- TEXTE FOURNI
------------
Absence d'obligation de diligence
[31] Même si, compte tenu des conclusions que je viens d'exposer, il n'est pas nécessaire que j'examine les arguments que Sa Majesté tire du défaut de plaider une obligation de diligence, je tiens par souci d'exhaustivité à formuler les observations suivantes.
[32] Suivant les articles 3 et 10 de la Loi sur la responsabilité civile de l'État et le contentieux administratif, la responsabilité de l'État est une responsabilité du fait d'autrui et non une responsabilité directe. L'obligation de diligence à laquelle Sa Majesté est assujettie envers le demandeur est la même que celle à laquelle serait tenu un simple particulier. La loi oblige les personnes physiques à faire preuve de la diligence raisonnable nécessaire pour éviter les actes ou les omissions qui, selon ce qu'elles peuvent raisonnablement prévoir, seraient susceptibles de causer un préjudice à autrui. Pour qu'il y ait obligation de diligence, il faut qu'il existe un lien étroit entre le préjudice subi par le demandeur et la négligence commise par le défendeur, et il doit être raisonnablement prévisible que le demandeur subira un préjudice en raison des actes ou des omissions du défendeur.
[33] Les actes ou omissions reprochés aux fonctionnaires du ministre ont été commis par les fonctionnaires en question dans le cadre de leur emploi. Il semblerait que, même si le demandeur avait articulé des faits substantiels suffisants pour établir les manquements ou les dommages dont il se prétend victime, Sa Majesté n'aurait eu aucune obligation de diligence envers lui, eu égard aux circonstances particulières de l'espèce. Un simple retard ne saurait, sans plus de faits, constituer une cause d'action valable.
------------
- ENTRÉES FOURNIES

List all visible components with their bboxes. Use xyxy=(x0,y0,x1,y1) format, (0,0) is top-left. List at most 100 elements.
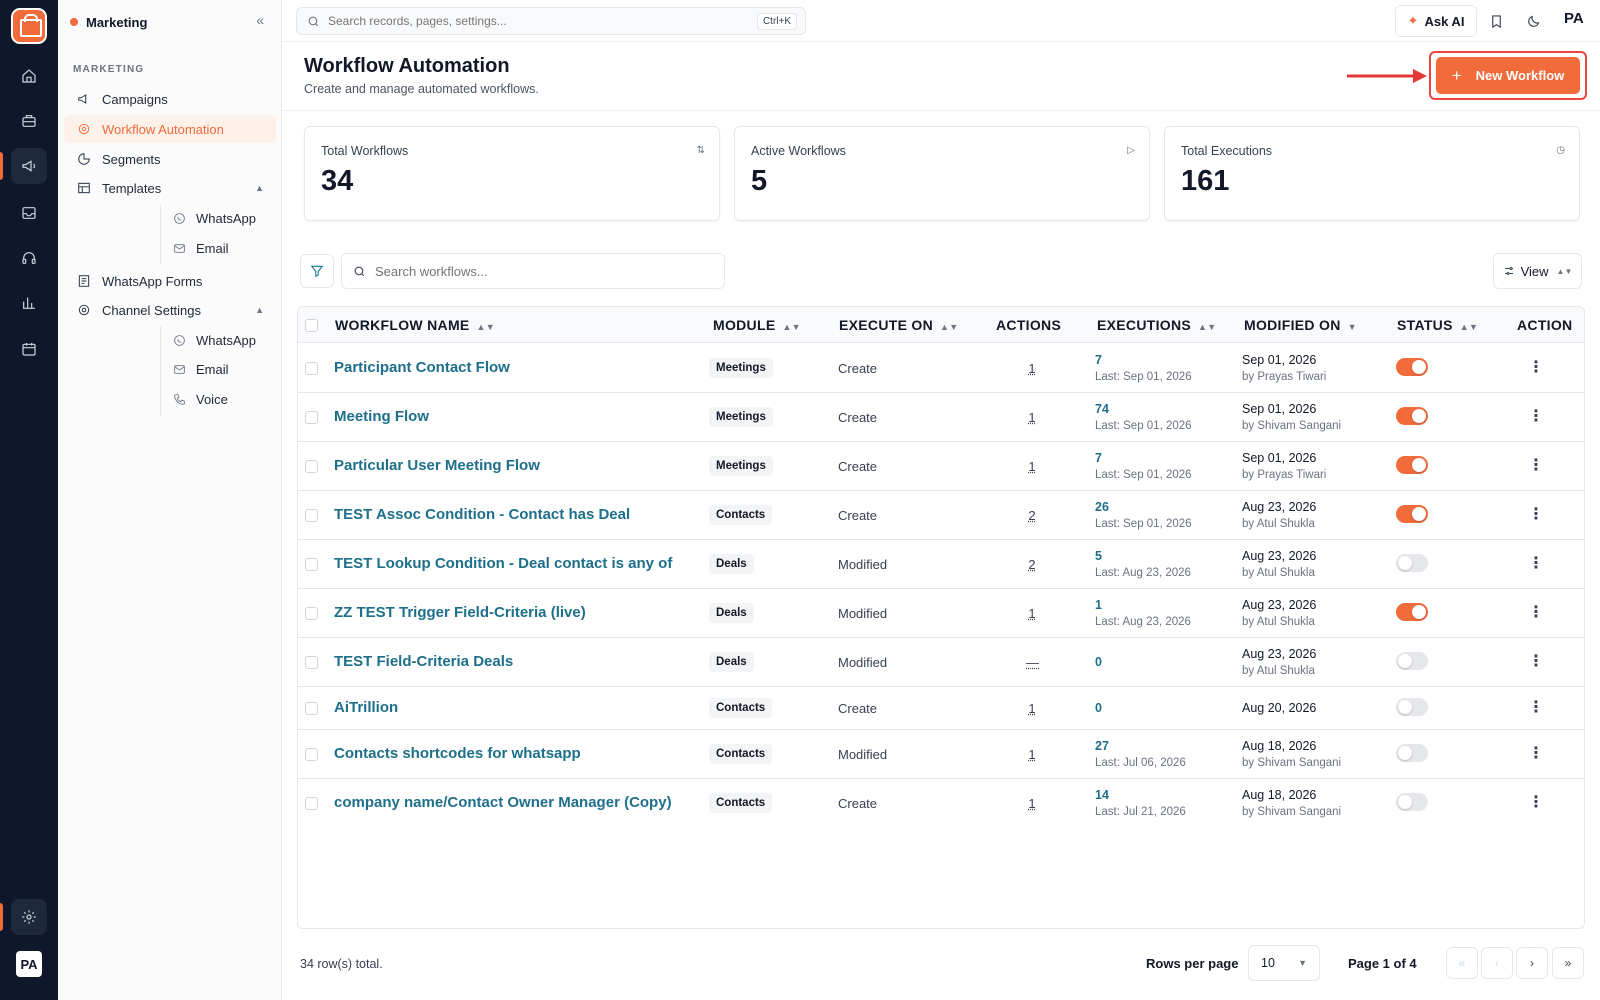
status-toggle[interactable] xyxy=(1396,407,1428,425)
bookmark-icon[interactable] xyxy=(1486,11,1506,31)
executions-count[interactable]: 26 xyxy=(1095,500,1109,514)
table-row[interactable]: AiTrillion Contacts Create 1 0 Aug 20, 2026 ⋮ xyxy=(298,687,1584,730)
more-vertical-icon[interactable]: ⋮ xyxy=(1528,457,1544,474)
actions-count[interactable]: 1 xyxy=(1028,747,1036,762)
executions-count[interactable]: 1 xyxy=(1095,598,1102,612)
table-row[interactable]: ZZ TEST Trigger Field-Criteria (live) Dea… xyxy=(298,589,1584,638)
row-checkbox[interactable] xyxy=(305,411,318,424)
more-vertical-icon[interactable]: ⋮ xyxy=(1528,359,1544,376)
rows-per-page-select[interactable]: 10 ▼ xyxy=(1248,945,1320,981)
select-all-checkbox[interactable] xyxy=(305,319,318,332)
status-toggle[interactable] xyxy=(1396,456,1428,474)
executions-count[interactable]: 7 xyxy=(1095,451,1102,465)
workflow-name-link[interactable]: TEST Field-Criteria Deals xyxy=(334,653,514,670)
global-search[interactable]: Ctrl+K xyxy=(296,7,806,35)
user-avatar[interactable]: PA xyxy=(1564,10,1584,27)
user-avatar[interactable]: PA xyxy=(16,951,42,977)
sidebar-subitem-channel-whatsapp[interactable]: WhatsApp xyxy=(160,326,334,354)
more-vertical-icon[interactable]: ⋮ xyxy=(1528,555,1544,572)
megaphone-icon[interactable] xyxy=(0,148,47,184)
inbox-icon[interactable] xyxy=(11,195,47,231)
workflow-name-link[interactable]: Contacts shortcodes for whatsapp xyxy=(334,745,581,762)
settings-gear-icon[interactable] xyxy=(0,899,47,935)
headset-icon[interactable] xyxy=(11,240,47,276)
status-toggle[interactable] xyxy=(1396,652,1428,670)
row-checkbox[interactable] xyxy=(305,607,318,620)
filter-button[interactable] xyxy=(300,254,334,288)
calendar-icon[interactable] xyxy=(11,331,47,367)
executions-count[interactable]: 7 xyxy=(1095,353,1102,367)
workflow-name-link[interactable]: ZZ TEST Trigger Field-Criteria (live) xyxy=(334,604,586,621)
ask-ai-button[interactable]: ✦ Ask AI xyxy=(1395,5,1477,37)
next-page-button[interactable]: › xyxy=(1516,947,1548,979)
sidebar-item-whatsapp-forms[interactable]: WhatsApp Forms xyxy=(64,267,276,295)
actions-count[interactable]: 1 xyxy=(1028,796,1036,811)
bar-chart-icon[interactable] xyxy=(11,285,47,321)
row-checkbox[interactable] xyxy=(305,656,318,669)
actions-count[interactable]: 1 xyxy=(1028,410,1036,425)
status-toggle[interactable] xyxy=(1396,698,1428,716)
table-row[interactable]: Meeting Flow Meetings Create 1 74 Last: Sep 0… xyxy=(298,393,1584,442)
global-search-input[interactable] xyxy=(328,14,748,28)
status-toggle[interactable] xyxy=(1396,603,1428,621)
sidebar-item-segments[interactable]: Segments xyxy=(64,145,276,173)
executions-count[interactable]: 0 xyxy=(1095,655,1102,669)
col-workflow-name[interactable]: WORKFLOW NAME ▲▼ xyxy=(335,317,495,333)
actions-count[interactable]: 1 xyxy=(1028,459,1036,474)
more-vertical-icon[interactable]: ⋮ xyxy=(1528,653,1544,670)
actions-count[interactable]: 1 xyxy=(1028,701,1036,716)
col-status[interactable]: STATUS ▲▼ xyxy=(1397,317,1478,333)
row-checkbox[interactable] xyxy=(305,558,318,571)
status-toggle[interactable] xyxy=(1396,744,1428,762)
more-vertical-icon[interactable]: ⋮ xyxy=(1528,408,1544,425)
workflow-name-link[interactable]: company name/Contact Owner Manager (Copy… xyxy=(334,794,672,811)
sidebar-subitem-channel-voice[interactable]: Voice xyxy=(160,385,334,413)
more-vertical-icon[interactable]: ⋮ xyxy=(1528,794,1544,811)
prev-page-button[interactable]: ‹ xyxy=(1481,947,1513,979)
executions-count[interactable]: 74 xyxy=(1095,402,1109,416)
executions-count[interactable]: 0 xyxy=(1095,701,1102,715)
workflow-name-link[interactable]: TEST Lookup Condition - Deal contact is … xyxy=(334,555,673,572)
home-icon[interactable] xyxy=(11,58,47,94)
col-executions[interactable]: EXECUTIONS ▲▼ xyxy=(1097,317,1216,333)
briefcase-icon[interactable] xyxy=(11,103,47,139)
collapse-sidebar-icon[interactable]: « xyxy=(256,12,264,28)
table-row[interactable]: TEST Field-Criteria Deals Deals Modified — 0… xyxy=(298,638,1584,687)
row-checkbox[interactable] xyxy=(305,748,318,761)
table-row[interactable]: company name/Contact Owner Manager (Copy… xyxy=(298,779,1584,828)
sidebar-item-campaigns[interactable]: Campaigns xyxy=(64,85,276,113)
first-page-button[interactable]: « xyxy=(1446,947,1478,979)
workflow-name-link[interactable]: Participant Contact Flow xyxy=(334,359,510,376)
actions-count[interactable]: 1 xyxy=(1028,361,1036,376)
executions-count[interactable]: 5 xyxy=(1095,549,1102,563)
more-vertical-icon[interactable]: ⋮ xyxy=(1528,604,1544,621)
more-vertical-icon[interactable]: ⋮ xyxy=(1528,699,1544,716)
executions-count[interactable]: 27 xyxy=(1095,739,1109,753)
workflow-search[interactable] xyxy=(341,253,725,289)
workflow-search-input[interactable] xyxy=(375,263,715,279)
actions-count[interactable]: 2 xyxy=(1028,508,1036,523)
table-row[interactable]: Contacts shortcodes for whatsapp Contacts… xyxy=(298,730,1584,779)
row-checkbox[interactable] xyxy=(305,797,318,810)
sidebar-subitem-channel-email[interactable]: Email xyxy=(160,355,334,383)
app-logo-icon[interactable] xyxy=(11,8,47,44)
sidebar-item-templates[interactable]: Templates ▲ xyxy=(64,174,276,202)
row-checkbox[interactable] xyxy=(305,460,318,473)
workflow-name-link[interactable]: TEST Assoc Condition - Contact has Deal xyxy=(334,506,631,523)
col-modified-on[interactable]: MODIFIED ON ▼ xyxy=(1244,317,1357,333)
sidebar-subitem-templates-email[interactable]: Email xyxy=(160,234,334,262)
more-vertical-icon[interactable]: ⋮ xyxy=(1528,745,1544,762)
row-checkbox[interactable] xyxy=(305,702,318,715)
status-toggle[interactable] xyxy=(1396,505,1428,523)
row-checkbox[interactable] xyxy=(305,509,318,522)
actions-count[interactable]: — xyxy=(1026,655,1039,670)
chevron-up-icon[interactable]: ▲ xyxy=(255,305,264,315)
chevron-up-icon[interactable]: ▲ xyxy=(255,183,264,193)
status-toggle[interactable] xyxy=(1396,358,1428,376)
table-row[interactable]: TEST Assoc Condition - Contact has Deal C… xyxy=(298,491,1584,540)
table-row[interactable]: TEST Lookup Condition - Deal contact is … xyxy=(298,540,1584,589)
status-toggle[interactable] xyxy=(1396,554,1428,572)
new-workflow-button[interactable]: + New Workflow xyxy=(1436,57,1580,94)
col-execute-on[interactable]: EXECUTE ON ▲▼ xyxy=(839,317,958,333)
actions-count[interactable]: 1 xyxy=(1028,606,1036,621)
------------
- CONSIGNE
Reproduisez le passage sur l'obligation de diligence en commençant à « Absence d'obligation de » et en terminant à « les observations suivantes. ».

- CORRIGÉ
Absence d'obligation de diligence
[31] Même si, compte tenu des conclusions que je viens d'exposer, il n'est pas nécessaire que j'examine les arguments que Sa Majesté tire du défaut de plaider une obligation de diligence, je tiens par souci d'exhaustivité à formuler les observations suivantes.